start PROVIDED ENTRIES
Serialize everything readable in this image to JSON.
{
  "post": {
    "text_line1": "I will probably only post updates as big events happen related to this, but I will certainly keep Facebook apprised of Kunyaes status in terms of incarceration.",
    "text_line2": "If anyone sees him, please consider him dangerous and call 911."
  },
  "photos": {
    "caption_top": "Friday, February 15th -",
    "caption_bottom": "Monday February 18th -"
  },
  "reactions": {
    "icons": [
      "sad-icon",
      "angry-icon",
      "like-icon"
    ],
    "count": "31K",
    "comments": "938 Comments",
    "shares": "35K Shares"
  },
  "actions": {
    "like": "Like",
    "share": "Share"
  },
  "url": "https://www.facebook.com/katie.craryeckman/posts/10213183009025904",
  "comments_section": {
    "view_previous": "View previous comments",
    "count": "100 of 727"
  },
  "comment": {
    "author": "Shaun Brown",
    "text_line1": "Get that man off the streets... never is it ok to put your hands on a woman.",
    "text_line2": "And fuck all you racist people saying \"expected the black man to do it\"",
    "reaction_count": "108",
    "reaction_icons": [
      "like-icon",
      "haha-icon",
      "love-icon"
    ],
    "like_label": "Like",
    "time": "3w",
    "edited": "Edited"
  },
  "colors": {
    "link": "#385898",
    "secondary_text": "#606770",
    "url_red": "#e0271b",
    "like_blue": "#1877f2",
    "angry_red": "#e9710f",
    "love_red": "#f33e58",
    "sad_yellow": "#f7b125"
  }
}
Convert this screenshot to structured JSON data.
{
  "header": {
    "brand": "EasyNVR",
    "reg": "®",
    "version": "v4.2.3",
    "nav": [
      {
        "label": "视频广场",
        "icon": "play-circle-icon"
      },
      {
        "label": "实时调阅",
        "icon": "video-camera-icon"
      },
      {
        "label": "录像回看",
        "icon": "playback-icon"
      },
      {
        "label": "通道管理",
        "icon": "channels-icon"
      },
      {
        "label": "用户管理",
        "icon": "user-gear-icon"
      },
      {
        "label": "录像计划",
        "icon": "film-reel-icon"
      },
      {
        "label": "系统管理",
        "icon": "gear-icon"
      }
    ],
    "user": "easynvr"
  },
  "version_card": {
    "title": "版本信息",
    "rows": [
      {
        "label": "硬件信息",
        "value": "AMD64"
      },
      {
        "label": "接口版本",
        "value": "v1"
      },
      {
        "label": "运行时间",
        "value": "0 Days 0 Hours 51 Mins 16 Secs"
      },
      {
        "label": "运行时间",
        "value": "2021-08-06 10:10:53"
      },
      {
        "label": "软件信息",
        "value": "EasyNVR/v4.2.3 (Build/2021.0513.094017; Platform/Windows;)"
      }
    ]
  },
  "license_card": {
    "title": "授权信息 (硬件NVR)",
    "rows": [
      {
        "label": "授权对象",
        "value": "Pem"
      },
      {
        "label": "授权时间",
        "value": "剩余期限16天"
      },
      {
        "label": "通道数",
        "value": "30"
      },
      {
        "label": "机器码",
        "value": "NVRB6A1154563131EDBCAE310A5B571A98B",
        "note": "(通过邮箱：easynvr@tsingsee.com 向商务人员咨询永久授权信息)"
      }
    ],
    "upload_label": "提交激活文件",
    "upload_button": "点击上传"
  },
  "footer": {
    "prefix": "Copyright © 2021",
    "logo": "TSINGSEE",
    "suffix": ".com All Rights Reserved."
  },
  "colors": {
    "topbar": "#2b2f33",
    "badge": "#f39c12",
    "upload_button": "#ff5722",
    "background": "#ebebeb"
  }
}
end PROVIDED ENTRIES
== EXERCISE BRIEF ==
Every line above should be printed again exactly as it stands.

== COMPLETE RESPONSE ==
Serialize everything readable in this image to JSON.
{
  "post": {
    "text_line1": "I will probably only post updates as big events happen related to this, but I will certainly keep Facebook apprised of Kunyaes status in terms of incarceration.",
    "text_line2": "If anyone sees him, please consider him dangerous and call 911."
  },
  "photos": {
    "caption_top": "Friday, February 15th -",
    "caption_bottom": "Monday February 18th -"
  },
  "reactions": {
    "icons": [
      "sad-icon",
      "angry-icon",
      "like-icon"
    ],
    "count": "31K",
    "comments": "938 Comments",
    "shares": "35K Shares"
  },
  "actions": {
    "like": "Like",
    "share": "Share"
  },
  "url": "https://www.facebook.com/katie.craryeckman/posts/10213183009025904",
  "comments_section": {
    "view_previous": "View previous comments",
    "count": "100 of 727"
  },
  "comment": {
    "author": "Shaun Brown",
    "text_line1": "Get that man off the streets... never is it ok to put your hands on a woman.",
    "text_line2": "And fuck all you racist people saying \"expected the black man to do it\"",
    "reaction_count": "108",
    "reaction_icons": [
      "like-icon",
      "haha-icon",
      "love-icon"
    ],
    "like_label": "Like",
    "time": "3w",
    "edited": "Edited"
  },
  "colors": {
    "link": "#385898",
    "secondary_text": "#606770",
    "url_red": "#e0271b",
    "like_blue": "#1877f2",
    "angry_red": "#e9710f",
    "love_red": "#f33e58",
    "sad_yellow": "#f7b125"
  }
}
Convert this screenshot to structured JSON data.
{
  "header": {
    "brand": "EasyNVR",
    "reg": "®",
    "version": "v4.2.3",
    "nav": [
      {
        "label": "视频广场",
        "icon": "play-circle-icon"
      },
      {
        "label": "实时调阅",
        "icon": "video-camera-icon"
      },
      {
        "label": "录像回看",
        "icon": "playback-icon"
      },
      {
        "label": "通道管理",
        "icon": "channels-icon"
      },
      {
        "label": "用户管理",
        "icon": "user-gear-icon"
      },
      {
        "label": "录像计划",
        "icon": "film-reel-icon"
      },
      {
        "label": "系统管理",
        "icon": "gear-icon"
      }
    ],
    "user": "easynvr"
  },
  "version_card": {
    "title": "版本信息",
    "rows": [
      {
        "label": "硬件信息",
        "value": "AMD64"
      },
      {
        "label": "接口版本",
        "value": "v1"
      },
      {
        "label": "运行时间",
        "value": "0 Days 0 Hours 51 Mins 16 Secs"
      },
      {
        "label": "运行时间",
        "value": "2021-08-06 10:10:53"
      },
      {
        "label": "软件信息",
        "value": "EasyNVR/v4.2.3 (Build/2021.0513.094017; Platform/Windows;)"
      }
    ]
  },
  "license_card": {
    "title": "授权信息 (硬件NVR)",
    "rows": [
      {
        "label": "授权对象",
        "value": "Pem"
      },
      {
        "label": "授权时间",
        "value": "剩余期限16天"
      },
      {
        "label": "通道数",
        "value": "30"
      },
      {
        "label": "机器码",
        "value": "NVRB6A1154563131EDBCAE310A5B571A98B",
        "note": "(通过邮箱：easynvr@tsingsee.com 向商务人员咨询永久授权信息)"
      }
    ],
    "upload_label": "提交激活文件",
    "upload_button": "点击上传"
  },
  "footer": {
    "prefix": "Copyright © 2021",
    "logo": "TSINGSEE",
    "suffix": ".com All Rights Reserved."
  },
  "colors": {
    "topbar": "#2b2f33",
    "badge": "#f39c12",
    "upload_button": "#ff5722",
    "background": "#ebebeb"
  }
}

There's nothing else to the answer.